§ **Stated goal**: Reproduce the listing below without any change.

+++ Working data +++

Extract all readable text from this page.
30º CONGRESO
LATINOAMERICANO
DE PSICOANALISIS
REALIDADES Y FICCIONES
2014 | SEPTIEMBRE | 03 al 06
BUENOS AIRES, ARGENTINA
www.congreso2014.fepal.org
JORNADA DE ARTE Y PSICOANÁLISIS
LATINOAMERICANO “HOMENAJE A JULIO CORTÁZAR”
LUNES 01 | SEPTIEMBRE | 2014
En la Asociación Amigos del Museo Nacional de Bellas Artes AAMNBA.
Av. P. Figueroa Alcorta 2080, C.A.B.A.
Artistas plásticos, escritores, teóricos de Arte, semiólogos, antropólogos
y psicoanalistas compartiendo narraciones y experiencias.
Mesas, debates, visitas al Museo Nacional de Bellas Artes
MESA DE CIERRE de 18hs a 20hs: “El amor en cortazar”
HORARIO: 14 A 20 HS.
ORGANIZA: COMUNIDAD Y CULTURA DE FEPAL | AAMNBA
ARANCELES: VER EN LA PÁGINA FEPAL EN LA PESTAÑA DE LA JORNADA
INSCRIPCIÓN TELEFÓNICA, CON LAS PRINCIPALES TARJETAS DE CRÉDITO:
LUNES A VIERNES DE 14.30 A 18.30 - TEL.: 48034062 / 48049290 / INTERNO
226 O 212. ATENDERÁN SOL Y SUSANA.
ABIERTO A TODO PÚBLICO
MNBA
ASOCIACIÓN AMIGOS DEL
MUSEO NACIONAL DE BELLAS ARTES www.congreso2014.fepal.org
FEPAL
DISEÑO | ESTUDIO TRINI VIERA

+++

§ **Output for this task**:
Extract all readable text from this page.
30º CONGRESO
LATINOAMERICANO
DE PSICOANALISIS
REALIDADES Y FICCIONES
2014 | SEPTIEMBRE | 03 al 06
BUENOS AIRES, ARGENTINA
www.congreso2014.fepal.org
JORNADA DE ARTE Y PSICOANÁLISIS
LATINOAMERICANO “HOMENAJE A JULIO CORTÁZAR”
LUNES 01 | SEPTIEMBRE | 2014
En la Asociación Amigos del Museo Nacional de Bellas Artes AAMNBA.
Av. P. Figueroa Alcorta 2080, C.A.B.A.
Artistas plásticos, escritores, teóricos de Arte, semiólogos, antropólogos
y psicoanalistas compartiendo narraciones y experiencias.
Mesas, debates, visitas al Museo Nacional de Bellas Artes
MESA DE CIERRE de 18hs a 20hs: “El amor en cortazar”
HORARIO: 14 A 20 HS.
ORGANIZA: COMUNIDAD Y CULTURA DE FEPAL | AAMNBA
ARANCELES: VER EN LA PÁGINA FEPAL EN LA PESTAÑA DE LA JORNADA
INSCRIPCIÓN TELEFÓNICA, CON LAS PRINCIPALES TARJETAS DE CRÉDITO:
LUNES A VIERNES DE 14.30 A 18.30 - TEL.: 48034062 / 48049290 / INTERNO
226 O 212. ATENDERÁN SOL Y SUSANA.
ABIERTO A TODO PÚBLICO
MNBA
ASOCIACIÓN AMIGOS DEL
MUSEO NACIONAL DE BELLAS ARTES www.congreso2014.fepal.org
FEPAL
DISEÑO | ESTUDIO TRINI VIERA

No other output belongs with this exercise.